Sportingbet had located its business offshore to limit the tax bill, but began taking all its European bets in the UK a few months ago. It is considering Gibraltar as an alternative offshore base.

It has emerged that Alderney's gambling control commission changed the terms of Sportingbet's licence. Although the group's US customers' bets are processed in Costa Rica, Sportingbet could have been in breach of its new terms because the group takes bets from US states where online gambling is illegal.

André Wilsenach, the chief executive of the commission, said he had imposed a condition on all sports betting licences that their holders were not allowed to accept wagers from the US. Asked how the ban was to be monitored, he said: "We would expect our licensee not to proceed with advertising in that jurisdiction and to block bets from there."

Alderney was one of the first jurisdictions to try to attract online gambling groups to its offshore financial centre in the late Nineties. Mr Wilsenach said the review of licences was necessary because the Channel Islands have been under pressure to examine areas where there was a risk the relaxed rules could be exploited by money launderers.

At the same time, he took the opportunity to examine the legal position in the US, where several state prosecutors are acting to clamp down on offshore internet betting.

Eliot Spitzer, the combative New York attorney general, has won the agreement of major financial institutions such as Citibank and, last week, PayPal, the "e-cash" company, not to process customer transactions with offshore internet gaming sites.

Sportingbet, which described itself as the world's second most profitable internet company after making a pre-tax profit of £5m in the year to March, has seen its shares slump 60 per cent this year, in part because of Mr Spitzer's clampdown.

MATERIAL PROVIDED |
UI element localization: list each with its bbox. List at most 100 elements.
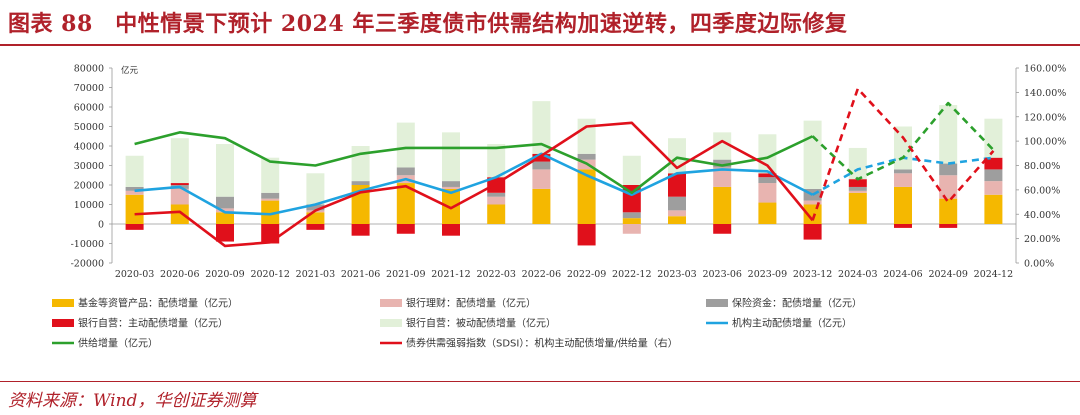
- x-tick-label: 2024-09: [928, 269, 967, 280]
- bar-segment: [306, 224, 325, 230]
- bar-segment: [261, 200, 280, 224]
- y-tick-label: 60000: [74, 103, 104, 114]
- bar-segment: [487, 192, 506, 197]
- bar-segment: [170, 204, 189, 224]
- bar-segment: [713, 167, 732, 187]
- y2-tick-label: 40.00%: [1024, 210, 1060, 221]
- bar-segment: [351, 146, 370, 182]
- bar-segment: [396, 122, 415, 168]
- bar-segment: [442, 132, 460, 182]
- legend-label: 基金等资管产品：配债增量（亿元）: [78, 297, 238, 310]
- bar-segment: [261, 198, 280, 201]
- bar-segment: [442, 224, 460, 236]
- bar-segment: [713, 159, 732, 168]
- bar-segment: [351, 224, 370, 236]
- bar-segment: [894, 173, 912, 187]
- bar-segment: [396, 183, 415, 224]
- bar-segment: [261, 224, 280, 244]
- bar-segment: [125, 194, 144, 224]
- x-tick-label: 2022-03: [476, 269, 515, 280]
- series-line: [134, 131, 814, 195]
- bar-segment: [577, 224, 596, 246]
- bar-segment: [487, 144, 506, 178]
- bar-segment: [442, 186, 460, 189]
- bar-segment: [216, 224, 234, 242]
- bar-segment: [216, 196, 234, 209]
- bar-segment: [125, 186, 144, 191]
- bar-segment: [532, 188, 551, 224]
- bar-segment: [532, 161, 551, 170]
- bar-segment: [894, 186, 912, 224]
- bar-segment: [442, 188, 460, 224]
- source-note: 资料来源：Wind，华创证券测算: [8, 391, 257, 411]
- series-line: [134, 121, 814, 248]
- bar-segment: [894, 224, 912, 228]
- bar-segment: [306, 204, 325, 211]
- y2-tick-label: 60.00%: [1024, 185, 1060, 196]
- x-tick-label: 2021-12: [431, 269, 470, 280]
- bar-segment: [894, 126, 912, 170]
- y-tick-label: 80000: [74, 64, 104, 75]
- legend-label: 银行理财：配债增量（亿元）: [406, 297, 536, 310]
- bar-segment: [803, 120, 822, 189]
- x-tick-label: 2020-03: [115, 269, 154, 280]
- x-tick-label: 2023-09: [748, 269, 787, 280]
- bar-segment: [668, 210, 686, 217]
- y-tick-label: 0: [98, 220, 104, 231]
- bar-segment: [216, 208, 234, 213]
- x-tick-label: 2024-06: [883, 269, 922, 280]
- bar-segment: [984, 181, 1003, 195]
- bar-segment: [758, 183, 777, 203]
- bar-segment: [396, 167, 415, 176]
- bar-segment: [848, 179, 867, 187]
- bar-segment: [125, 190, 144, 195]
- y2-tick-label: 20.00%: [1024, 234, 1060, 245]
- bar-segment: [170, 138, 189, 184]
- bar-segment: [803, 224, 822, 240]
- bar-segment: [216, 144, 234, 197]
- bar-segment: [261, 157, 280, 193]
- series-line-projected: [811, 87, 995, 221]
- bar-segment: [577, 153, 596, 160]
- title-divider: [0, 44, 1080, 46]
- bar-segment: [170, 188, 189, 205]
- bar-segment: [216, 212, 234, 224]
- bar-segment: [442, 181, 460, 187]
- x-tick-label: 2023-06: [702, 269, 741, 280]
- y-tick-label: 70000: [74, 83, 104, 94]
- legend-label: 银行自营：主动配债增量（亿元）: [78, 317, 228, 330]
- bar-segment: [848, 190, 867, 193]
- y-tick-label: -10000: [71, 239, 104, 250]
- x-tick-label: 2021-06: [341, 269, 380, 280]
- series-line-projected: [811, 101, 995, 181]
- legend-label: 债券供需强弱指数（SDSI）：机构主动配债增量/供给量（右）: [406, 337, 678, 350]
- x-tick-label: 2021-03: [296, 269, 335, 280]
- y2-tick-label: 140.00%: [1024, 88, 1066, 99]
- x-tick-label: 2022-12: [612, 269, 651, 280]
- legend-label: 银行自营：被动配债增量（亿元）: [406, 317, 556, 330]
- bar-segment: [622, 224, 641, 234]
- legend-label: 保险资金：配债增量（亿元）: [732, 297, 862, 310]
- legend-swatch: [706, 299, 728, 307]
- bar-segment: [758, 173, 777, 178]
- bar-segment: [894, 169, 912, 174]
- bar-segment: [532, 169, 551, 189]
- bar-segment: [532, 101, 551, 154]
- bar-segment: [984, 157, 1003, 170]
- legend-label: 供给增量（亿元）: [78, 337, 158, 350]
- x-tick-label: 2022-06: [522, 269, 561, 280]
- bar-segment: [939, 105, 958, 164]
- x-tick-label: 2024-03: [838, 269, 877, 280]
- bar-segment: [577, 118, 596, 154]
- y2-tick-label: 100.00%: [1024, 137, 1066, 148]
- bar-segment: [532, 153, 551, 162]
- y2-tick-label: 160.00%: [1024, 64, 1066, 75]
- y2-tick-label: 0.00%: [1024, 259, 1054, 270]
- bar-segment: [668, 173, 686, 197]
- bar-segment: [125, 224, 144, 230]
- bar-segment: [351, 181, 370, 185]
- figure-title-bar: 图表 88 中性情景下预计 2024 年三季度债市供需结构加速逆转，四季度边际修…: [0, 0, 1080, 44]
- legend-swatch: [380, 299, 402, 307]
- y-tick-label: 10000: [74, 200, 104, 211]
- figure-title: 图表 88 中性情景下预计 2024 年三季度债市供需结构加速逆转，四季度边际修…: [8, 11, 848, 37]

INSTRUCTIONS |
1. Summarize the article on Sportingbet and its Alderney licence in two sentences.
2. Pick up the article on Sportingbet and the Alderney licence rules after its final sentence and keep writing it.

ANSWERS TO THE TASKS |
1. Alderney's gambling control commission changed the terms of Sportingbet's licence, as its chief executive André Wilsenach barred all sports betting licensees from accepting US wagers after a review prompted by pressure on the Channel Islands over money laundering risks and an examination of the legal position in the US. Sportingbet, which takes bets from US states where online gambling is illegal, has seen its shares slump 60 percent this year, partly because New York attorney general Eliot Spitzer has persuaded major financial institutions not to process transactions with offshore internet gaming sites.

2.
The company is under attack from short sellers who have been borrowing Sportingbet shares to sell, in the expectation that they will be able to buy them back at a lower price. Their leader, Simon Cawkwell, is known by private investors by the nickname Evil Knievil.

The switch of the UK business from its historic base in Alderney was mentioned in the company's last results statement in July and attributed to the £4.5m acquisition in June of Sporting Odds, which brought the company 65,000 registered customers in the UK. Loss-making Sporting Odds had been the fixed odds business of Sporting Index, the spread betting group, and was already based onshore.

Sportingbet said it had begun processing all UK bets onshore and paying duty "in order to maximise the advertising and marketing opportunities into the UK market", which a spokesman said would include taking advantage of the relaxation of advertising laws, expected within the next few years. But Sportingbet said it has also relocated its European business from Alderney to London, "though the board is currently reviewing its options in this area".